2.       医薬品原薬のプロセス開発には新薬と後発品があるが、どちらも考え方は同じ

(1)  新薬の場合は、創薬部門或いは新薬メーカー(委託先)から原薬の合成ルートと合成
      (製造)法が付与されて来る場合と一応合成ルートはあるが少量での合成法しかなくプロ
      セスの開発或いは/及び原薬製造を委託されることがある。  
(2)  後発品(ジェネリック)に於いて、殆ど後発品メーカーはリスクヘッジのために製造委託ではなく数社の原薬メーカーが開発した後発品原薬をコスト・品質で競争させ採用している。このことから、各原薬メーカーは後発品メーカーに原薬を採用して貰うために、安価で、高品質で、安定供給出来る大量製造法を開発する必要がある。また、少数であるが後発品メーカーでプロセス開発を行っている会社もあり、原薬メーカーへ原薬の製造委託或いはプロセス開発から原薬(中間体)製造まで委託されることがあるが、コスト・品質は非常に厳しい。

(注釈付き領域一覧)
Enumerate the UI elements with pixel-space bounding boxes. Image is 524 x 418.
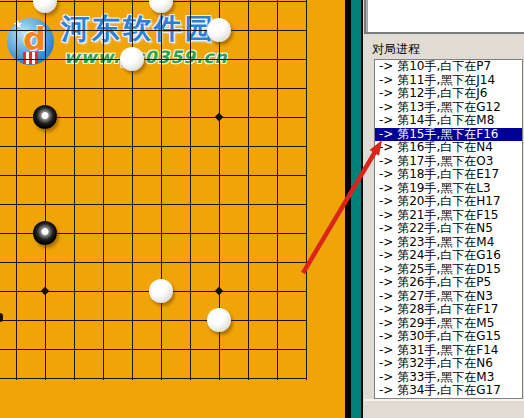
app-window: ★ d 河东软件园 www.pc0359.cn 对局进程 -> 第10手,白下在… [0,0,524,418]
white-stone-q3 [207,308,231,332]
move-item-29[interactable]: -> 第29手,黑下在M5 [375,317,522,331]
grid-line-horizontal [0,349,307,350]
move-item-12[interactable]: -> 第12手,白下在J6 [375,87,522,101]
panel-divider-line [364,399,524,401]
grid-line-vertical [277,0,278,380]
move-item-27[interactable]: -> 第27手,黑下在N3 [375,290,522,304]
watermark-site-name: 河东软件园 [61,10,216,48]
move-item-32[interactable]: -> 第32手,白下在N6 [375,357,522,371]
move-item-17[interactable]: -> 第17手,黑下在O3 [375,155,522,169]
grid-line-vertical [103,0,104,380]
move-item-22[interactable]: -> 第22手,白下在N5 [375,222,522,236]
grid-line-horizontal [0,59,307,60]
grid-line-vertical [306,0,307,380]
move-item-15[interactable]: -> 第15手,黑下在F16 [375,128,522,142]
grid-line-horizontal [0,320,307,321]
move-item-24[interactable]: -> 第24手,白下在G16 [375,249,522,263]
move-item-26[interactable]: -> 第26手,白下在P5 [375,276,522,290]
move-item-25[interactable]: -> 第25手,黑下在D15 [375,263,522,277]
grid-line-vertical [16,0,17,380]
grid-line-vertical [190,0,191,380]
go-board[interactable]: ★ d 河东软件园 www.pc0359.cn [0,0,345,418]
black-stone-k6 [33,221,57,245]
grid-line-horizontal [0,204,307,205]
move-item-21[interactable]: -> 第21手,黑下在F15 [375,209,522,223]
move-item-31[interactable]: -> 第31手,黑下在F14 [375,344,522,358]
white-stone-q13 [207,18,231,42]
grid-line-horizontal [0,146,307,147]
move-item-14[interactable]: -> 第14手,白下在M8 [375,114,522,128]
grid-line-vertical [248,0,249,380]
moves-panel-title: 对局进程 [372,41,420,58]
move-item-13[interactable]: -> 第13手,黑下在G12 [375,101,522,115]
watermark-site-url: www.pc0359.cn [64,47,228,67]
move-item-34[interactable]: -> 第34手,白下在G17 [375,384,522,398]
grid-line-vertical [45,0,46,380]
logo-flag-icon [23,52,38,64]
move-item-10[interactable]: -> 第10手,白下在P7 [375,60,522,74]
grid-line-horizontal [0,30,307,31]
white-stone-o4 [149,279,173,303]
star-point-k4 [41,287,49,295]
white-stone-k14 [33,0,57,13]
grid-line-horizontal [0,88,307,89]
divider-teal-stripe [351,0,361,418]
move-item-23[interactable]: -> 第23手,黑下在M4 [375,236,522,250]
move-item-11[interactable]: -> 第11手,黑下在J14 [375,74,522,88]
move-item-19[interactable]: -> 第19手,黑下在L3 [375,182,522,196]
grid-line-horizontal [0,378,307,379]
move-item-20[interactable]: -> 第20手,白下在H17 [375,195,522,209]
moves-list[interactable]: -> 第10手,白下在P7-> 第11手,黑下在J14-> 第12手,白下在J6… [374,59,523,399]
star-point-q4 [215,287,223,295]
move-item-18[interactable]: -> 第18手,白下在E17 [375,168,522,182]
grid-line-vertical [74,0,75,380]
move-item-30[interactable]: -> 第30手,白下在G15 [375,330,522,344]
white-stone-n12 [120,47,144,71]
star-point-q10 [215,113,223,121]
move-item-16[interactable]: -> 第16手,白下在N4 [375,141,522,155]
move-item-33[interactable]: -> 第33手,黑下在M3 [375,371,522,385]
grid-line-vertical [161,0,162,380]
grid-line-horizontal [0,262,307,263]
grid-line-horizontal [0,175,307,176]
move-item-28[interactable]: -> 第28手,白下在F17 [375,303,522,317]
site-logo: ★ d [7,16,57,68]
black-stone-k10 [33,105,57,129]
info-box [364,0,524,34]
right-panel: 对局进程 -> 第10手,白下在P7-> 第11手,黑下在J14-> 第12手,… [363,0,524,418]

### 求められる作業
原薬プロセス開発に関する本文のうち「2.       医薬品原薬」から「セスの開発或いは/及び原薬製造を委託されることがある。」までを、「合成ルート」を「合成経路」に変えて示せ。 レコードは本文とは無関係である。

### 結果
2.       医薬品原薬のプロセス開発には新薬と後発品があるが、どちらも考え方は同じ

(1)  新薬の場合は、創薬部門或いは新薬メーカー(委託先)から原薬の合成経路と合成
      (製造)法が付与されて来る場合と一応合成経路はあるが少量での合成法しかなくプロ
      セスの開発或いは/及び原薬製造を委託されることがある。